__DIRECTIONS__
Pull out every line below containing the word "ylabel".

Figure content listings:
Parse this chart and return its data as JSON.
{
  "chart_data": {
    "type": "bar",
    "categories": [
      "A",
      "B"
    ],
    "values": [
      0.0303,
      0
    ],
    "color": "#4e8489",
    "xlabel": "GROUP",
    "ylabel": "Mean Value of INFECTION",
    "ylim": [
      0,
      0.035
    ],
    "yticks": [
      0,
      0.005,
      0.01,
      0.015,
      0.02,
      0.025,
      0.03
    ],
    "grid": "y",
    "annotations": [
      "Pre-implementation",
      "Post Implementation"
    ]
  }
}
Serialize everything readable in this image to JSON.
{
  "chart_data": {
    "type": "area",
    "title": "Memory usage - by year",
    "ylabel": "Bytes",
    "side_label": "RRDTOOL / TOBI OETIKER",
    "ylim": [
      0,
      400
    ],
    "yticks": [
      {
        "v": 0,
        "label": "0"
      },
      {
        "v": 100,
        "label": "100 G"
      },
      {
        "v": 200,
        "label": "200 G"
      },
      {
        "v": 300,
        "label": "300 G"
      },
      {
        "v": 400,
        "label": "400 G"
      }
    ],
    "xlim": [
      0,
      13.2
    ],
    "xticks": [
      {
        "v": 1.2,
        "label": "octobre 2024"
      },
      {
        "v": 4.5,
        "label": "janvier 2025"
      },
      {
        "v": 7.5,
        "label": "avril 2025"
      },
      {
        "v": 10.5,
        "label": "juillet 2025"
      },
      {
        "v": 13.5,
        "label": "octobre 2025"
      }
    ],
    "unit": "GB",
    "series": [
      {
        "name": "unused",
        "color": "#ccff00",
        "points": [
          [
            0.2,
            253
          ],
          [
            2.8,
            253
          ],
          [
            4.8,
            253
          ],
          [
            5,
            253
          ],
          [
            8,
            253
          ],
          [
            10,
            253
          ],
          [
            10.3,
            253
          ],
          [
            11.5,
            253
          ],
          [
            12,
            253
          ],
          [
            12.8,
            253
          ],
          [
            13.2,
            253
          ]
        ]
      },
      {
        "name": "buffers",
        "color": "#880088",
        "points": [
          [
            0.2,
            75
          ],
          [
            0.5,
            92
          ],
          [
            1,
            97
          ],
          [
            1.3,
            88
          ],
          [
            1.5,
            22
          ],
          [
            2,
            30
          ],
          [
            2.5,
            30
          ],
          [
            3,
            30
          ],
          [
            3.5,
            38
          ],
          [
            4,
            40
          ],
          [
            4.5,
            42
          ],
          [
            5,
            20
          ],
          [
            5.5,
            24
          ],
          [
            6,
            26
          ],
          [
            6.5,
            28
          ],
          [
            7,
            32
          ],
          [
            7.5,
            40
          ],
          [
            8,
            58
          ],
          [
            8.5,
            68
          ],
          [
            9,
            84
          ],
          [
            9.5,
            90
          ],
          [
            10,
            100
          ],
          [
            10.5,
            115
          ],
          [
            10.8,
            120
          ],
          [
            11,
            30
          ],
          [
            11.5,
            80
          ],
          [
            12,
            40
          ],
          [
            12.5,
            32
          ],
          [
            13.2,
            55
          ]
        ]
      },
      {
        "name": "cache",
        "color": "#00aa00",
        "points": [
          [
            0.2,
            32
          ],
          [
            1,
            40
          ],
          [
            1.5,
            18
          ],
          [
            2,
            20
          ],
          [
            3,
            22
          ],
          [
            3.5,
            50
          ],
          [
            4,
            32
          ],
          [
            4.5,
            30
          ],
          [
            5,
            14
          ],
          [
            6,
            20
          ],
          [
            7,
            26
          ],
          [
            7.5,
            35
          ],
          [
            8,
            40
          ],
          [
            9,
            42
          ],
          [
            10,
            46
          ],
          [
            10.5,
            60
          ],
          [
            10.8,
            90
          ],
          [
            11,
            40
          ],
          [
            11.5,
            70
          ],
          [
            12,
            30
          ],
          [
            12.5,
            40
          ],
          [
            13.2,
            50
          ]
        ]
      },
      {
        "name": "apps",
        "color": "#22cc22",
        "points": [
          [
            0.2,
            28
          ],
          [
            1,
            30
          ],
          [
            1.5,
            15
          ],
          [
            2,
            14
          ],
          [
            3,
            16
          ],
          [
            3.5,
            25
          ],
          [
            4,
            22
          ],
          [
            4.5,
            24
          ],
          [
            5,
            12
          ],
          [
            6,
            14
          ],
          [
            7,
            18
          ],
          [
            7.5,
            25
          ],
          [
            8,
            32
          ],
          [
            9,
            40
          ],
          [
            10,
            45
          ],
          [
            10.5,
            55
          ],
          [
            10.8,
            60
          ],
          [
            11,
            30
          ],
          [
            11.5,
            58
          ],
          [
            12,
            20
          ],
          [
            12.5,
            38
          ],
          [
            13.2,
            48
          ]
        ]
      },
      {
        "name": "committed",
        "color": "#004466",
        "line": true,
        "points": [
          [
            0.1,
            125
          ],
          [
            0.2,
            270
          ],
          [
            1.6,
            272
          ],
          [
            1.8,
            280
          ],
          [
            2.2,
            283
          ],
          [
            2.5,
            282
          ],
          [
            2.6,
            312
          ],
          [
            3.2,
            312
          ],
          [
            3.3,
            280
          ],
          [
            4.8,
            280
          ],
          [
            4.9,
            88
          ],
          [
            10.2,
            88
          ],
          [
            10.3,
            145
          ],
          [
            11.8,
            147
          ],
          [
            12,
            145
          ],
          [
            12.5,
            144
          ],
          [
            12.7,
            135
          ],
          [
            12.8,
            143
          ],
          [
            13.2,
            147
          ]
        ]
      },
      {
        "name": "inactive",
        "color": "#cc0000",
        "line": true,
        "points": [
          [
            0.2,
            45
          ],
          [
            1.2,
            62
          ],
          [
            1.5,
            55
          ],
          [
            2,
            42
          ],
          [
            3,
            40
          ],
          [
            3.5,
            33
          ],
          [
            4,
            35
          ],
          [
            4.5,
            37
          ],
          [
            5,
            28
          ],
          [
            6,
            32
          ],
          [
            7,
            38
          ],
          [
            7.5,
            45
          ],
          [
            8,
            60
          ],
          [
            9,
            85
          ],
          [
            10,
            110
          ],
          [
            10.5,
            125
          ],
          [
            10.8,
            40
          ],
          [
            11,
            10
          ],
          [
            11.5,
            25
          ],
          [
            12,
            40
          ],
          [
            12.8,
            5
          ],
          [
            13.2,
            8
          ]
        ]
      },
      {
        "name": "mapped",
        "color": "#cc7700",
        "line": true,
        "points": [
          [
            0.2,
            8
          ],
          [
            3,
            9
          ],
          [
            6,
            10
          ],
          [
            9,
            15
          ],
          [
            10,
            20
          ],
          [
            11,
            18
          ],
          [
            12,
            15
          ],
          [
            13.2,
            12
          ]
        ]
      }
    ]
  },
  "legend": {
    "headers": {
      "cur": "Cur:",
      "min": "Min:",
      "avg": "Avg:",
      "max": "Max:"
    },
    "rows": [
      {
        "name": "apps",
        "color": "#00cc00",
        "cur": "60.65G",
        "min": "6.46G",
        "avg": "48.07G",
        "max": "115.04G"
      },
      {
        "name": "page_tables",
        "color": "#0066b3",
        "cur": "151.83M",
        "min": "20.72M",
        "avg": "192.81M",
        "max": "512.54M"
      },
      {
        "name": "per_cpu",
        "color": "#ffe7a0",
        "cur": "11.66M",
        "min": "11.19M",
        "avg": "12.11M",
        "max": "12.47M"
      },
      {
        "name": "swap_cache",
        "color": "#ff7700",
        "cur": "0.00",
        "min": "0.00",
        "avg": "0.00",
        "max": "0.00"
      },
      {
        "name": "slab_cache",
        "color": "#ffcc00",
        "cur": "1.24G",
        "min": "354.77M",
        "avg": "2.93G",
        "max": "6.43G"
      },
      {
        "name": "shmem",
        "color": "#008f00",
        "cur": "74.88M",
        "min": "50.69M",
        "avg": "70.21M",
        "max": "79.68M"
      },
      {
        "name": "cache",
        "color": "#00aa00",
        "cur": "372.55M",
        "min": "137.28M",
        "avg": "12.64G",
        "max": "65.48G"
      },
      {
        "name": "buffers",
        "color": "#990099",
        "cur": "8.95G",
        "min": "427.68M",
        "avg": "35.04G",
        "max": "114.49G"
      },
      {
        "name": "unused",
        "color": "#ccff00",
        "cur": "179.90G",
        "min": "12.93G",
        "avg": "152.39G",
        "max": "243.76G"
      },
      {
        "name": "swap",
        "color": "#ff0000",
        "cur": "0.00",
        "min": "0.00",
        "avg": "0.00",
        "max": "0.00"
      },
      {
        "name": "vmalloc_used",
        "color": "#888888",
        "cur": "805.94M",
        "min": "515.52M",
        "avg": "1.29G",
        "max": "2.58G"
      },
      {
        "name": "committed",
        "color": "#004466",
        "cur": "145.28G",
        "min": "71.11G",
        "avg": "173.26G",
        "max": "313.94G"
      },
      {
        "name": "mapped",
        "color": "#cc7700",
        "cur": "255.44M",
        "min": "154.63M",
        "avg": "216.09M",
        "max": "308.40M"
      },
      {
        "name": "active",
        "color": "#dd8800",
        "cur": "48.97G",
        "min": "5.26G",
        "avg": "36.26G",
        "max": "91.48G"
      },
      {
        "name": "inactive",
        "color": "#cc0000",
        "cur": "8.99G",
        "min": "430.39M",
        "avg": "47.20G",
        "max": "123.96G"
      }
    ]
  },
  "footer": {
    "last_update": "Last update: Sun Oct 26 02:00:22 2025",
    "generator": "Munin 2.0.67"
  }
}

__COMPLETE OUTPUT__
    "ylabel": "Mean Value of INFECTION",
    "ylabel": "Bytes",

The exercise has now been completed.